Work to do →
Give a verbatim quotation of every record.

Entries shown →
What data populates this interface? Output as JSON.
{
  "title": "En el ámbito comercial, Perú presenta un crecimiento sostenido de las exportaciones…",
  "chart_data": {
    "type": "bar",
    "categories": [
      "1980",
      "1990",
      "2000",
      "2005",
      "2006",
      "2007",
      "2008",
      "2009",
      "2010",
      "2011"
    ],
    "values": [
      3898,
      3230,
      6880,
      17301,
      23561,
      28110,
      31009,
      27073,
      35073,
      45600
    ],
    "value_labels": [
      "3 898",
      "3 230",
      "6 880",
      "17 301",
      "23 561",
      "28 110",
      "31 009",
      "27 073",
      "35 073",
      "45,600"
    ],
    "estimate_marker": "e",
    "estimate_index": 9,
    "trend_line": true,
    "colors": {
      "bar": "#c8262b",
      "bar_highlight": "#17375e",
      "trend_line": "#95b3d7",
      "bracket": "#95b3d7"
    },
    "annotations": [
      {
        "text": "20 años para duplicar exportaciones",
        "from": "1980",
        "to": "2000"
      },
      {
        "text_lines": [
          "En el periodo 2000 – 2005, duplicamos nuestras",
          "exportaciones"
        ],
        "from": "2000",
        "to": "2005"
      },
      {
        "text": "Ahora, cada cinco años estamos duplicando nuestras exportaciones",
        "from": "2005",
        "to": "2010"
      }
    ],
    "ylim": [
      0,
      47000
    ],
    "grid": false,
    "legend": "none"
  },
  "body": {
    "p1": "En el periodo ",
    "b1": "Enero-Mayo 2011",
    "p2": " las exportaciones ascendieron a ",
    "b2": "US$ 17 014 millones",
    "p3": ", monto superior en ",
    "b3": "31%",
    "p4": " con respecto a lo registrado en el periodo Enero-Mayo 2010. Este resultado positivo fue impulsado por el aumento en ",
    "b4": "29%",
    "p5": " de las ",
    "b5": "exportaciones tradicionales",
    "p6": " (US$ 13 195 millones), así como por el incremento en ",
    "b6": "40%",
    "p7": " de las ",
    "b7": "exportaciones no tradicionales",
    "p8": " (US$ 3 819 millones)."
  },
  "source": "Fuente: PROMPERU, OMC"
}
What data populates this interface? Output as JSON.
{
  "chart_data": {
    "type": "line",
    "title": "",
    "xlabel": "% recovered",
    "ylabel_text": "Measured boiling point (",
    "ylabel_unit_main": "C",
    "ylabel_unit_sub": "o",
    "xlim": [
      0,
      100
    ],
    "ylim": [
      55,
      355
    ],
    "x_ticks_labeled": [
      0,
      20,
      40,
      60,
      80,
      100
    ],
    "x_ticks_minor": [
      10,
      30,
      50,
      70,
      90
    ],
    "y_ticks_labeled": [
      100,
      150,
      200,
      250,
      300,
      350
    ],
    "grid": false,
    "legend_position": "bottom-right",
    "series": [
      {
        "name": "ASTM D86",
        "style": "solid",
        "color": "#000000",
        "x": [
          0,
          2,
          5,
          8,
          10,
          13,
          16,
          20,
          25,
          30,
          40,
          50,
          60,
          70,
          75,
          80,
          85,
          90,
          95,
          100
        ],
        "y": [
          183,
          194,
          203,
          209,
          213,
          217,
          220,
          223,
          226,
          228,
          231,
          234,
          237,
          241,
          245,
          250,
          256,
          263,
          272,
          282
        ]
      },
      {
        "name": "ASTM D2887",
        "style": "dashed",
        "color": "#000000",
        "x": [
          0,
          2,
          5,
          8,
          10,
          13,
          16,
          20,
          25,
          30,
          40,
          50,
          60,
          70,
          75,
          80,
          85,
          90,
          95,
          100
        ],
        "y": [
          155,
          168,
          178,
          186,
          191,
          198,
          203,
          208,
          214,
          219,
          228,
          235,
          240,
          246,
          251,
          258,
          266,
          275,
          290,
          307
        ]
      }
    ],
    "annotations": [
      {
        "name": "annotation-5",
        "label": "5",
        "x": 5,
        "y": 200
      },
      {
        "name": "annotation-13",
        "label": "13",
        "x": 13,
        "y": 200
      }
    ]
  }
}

Exercise result →
What data populates this interface? Output as JSON.
{
  "title": "En el ámbito comercial, Perú presenta un crecimiento sostenido de las exportaciones…",
  "chart_data": {
    "type": "bar",
    "categories": [
      "1980",
      "1990",
      "2000",
      "2005",
      "2006",
      "2007",
      "2008",
      "2009",
      "2010",
      "2011"
    ],
    "values": [
      3898,
      3230,
      6880,
      17301,
      23561,
      28110,
      31009,
      27073,
      35073,
      45600
    ],
    "value_labels": [
      "3 898",
      "3 230",
      "6 880",
      "17 301",
      "23 561",
      "28 110",
      "31 009",
      "27 073",
      "35 073",
      "45,600"
    ],
    "estimate_marker": "e",
    "estimate_index": 9,
    "trend_line": true,
    "colors": {
      "bar": "#c8262b",
      "bar_highlight": "#17375e",
      "trend_line": "#95b3d7",
      "bracket": "#95b3d7"
    },
    "annotations": [
      {
        "text": "20 años para duplicar exportaciones",
        "from": "1980",
        "to": "2000"
      },
      {
        "text_lines": [
          "En el periodo 2000 – 2005, duplicamos nuestras",
          "exportaciones"
        ],
        "from": "2000",
        "to": "2005"
      },
      {
        "text": "Ahora, cada cinco años estamos duplicando nuestras exportaciones",
        "from": "2005",
        "to": "2010"
      }
    ],
    "ylim": [
      0,
      47000
    ],
    "grid": false,
    "legend": "none"
  },
  "body": {
    "p1": "En el periodo ",
    "b1": "Enero-Mayo 2011",
    "p2": " las exportaciones ascendieron a ",
    "b2": "US$ 17 014 millones",
    "p3": ", monto superior en ",
    "b3": "31%",
    "p4": " con respecto a lo registrado en el periodo Enero-Mayo 2010. Este resultado positivo fue impulsado por el aumento en ",
    "b4": "29%",
    "p5": " de las ",
    "b5": "exportaciones tradicionales",
    "p6": " (US$ 13 195 millones), así como por el incremento en ",
    "b6": "40%",
    "p7": " de las ",
    "b7": "exportaciones no tradicionales",
    "p8": " (US$ 3 819 millones)."
  },
  "source": "Fuente: PROMPERU, OMC"
}
What data populates this interface? Output as JSON.
{
  "chart_data": {
    "type": "line",
    "title": "",
    "xlabel": "% recovered",
    "ylabel_text": "Measured boiling point (",
    "ylabel_unit_main": "C",
    "ylabel_unit_sub": "o",
    "xlim": [
      0,
      100
    ],
    "ylim": [
      55,
      355
    ],
    "x_ticks_labeled": [
      0,
      20,
      40,
      60,
      80,
      100
    ],
    "x_ticks_minor": [
      10,
      30,
      50,
      70,
      90
    ],
    "y_ticks_labeled": [
      100,
      150,
      200,
      250,
      300,
      350
    ],
    "grid": false,
    "legend_position": "bottom-right",
    "series": [
      {
        "name": "ASTM D86",
        "style": "solid",
        "color": "#000000",
        "x": [
          0,
          2,
          5,
          8,
          10,
          13,
          16,
          20,
          25,
          30,
          40,
          50,
          60,
          70,
          75,
          80,
          85,
          90,
          95,
          100
        ],
        "y": [
          183,
          194,
          203,
          209,
          213,
          217,
          220,
          223,
          226,
          228,
          231,
          234,
          237,
          241,
          245,
          250,
          256,
          263,
          272,
          282
        ]
      },
      {
        "name": "ASTM D2887",
        "style": "dashed",
        "color": "#000000",
        "x": [
          0,
          2,
          5,
          8,
          10,
          13,
          16,
          20,
          25,
          30,
          40,
          50,
          60,
          70,
          75,
          80,
          85,
          90,
          95,
          100
        ],
        "y": [
          155,
          168,
          178,
          186,
          191,
          198,
          203,
          208,
          214,
          219,
          228,
          235,
          240,
          246,
          251,
          258,
          266,
          275,
          290,
          307
        ]
      }
    ],
    "annotations": [
      {
        "name": "annotation-5",
        "label": "5",
        "x": 5,
        "y": 200
      },
      {
        "name": "annotation-13",
        "label": "13",
        "x": 13,
        "y": 200
      }
    ]
  }
}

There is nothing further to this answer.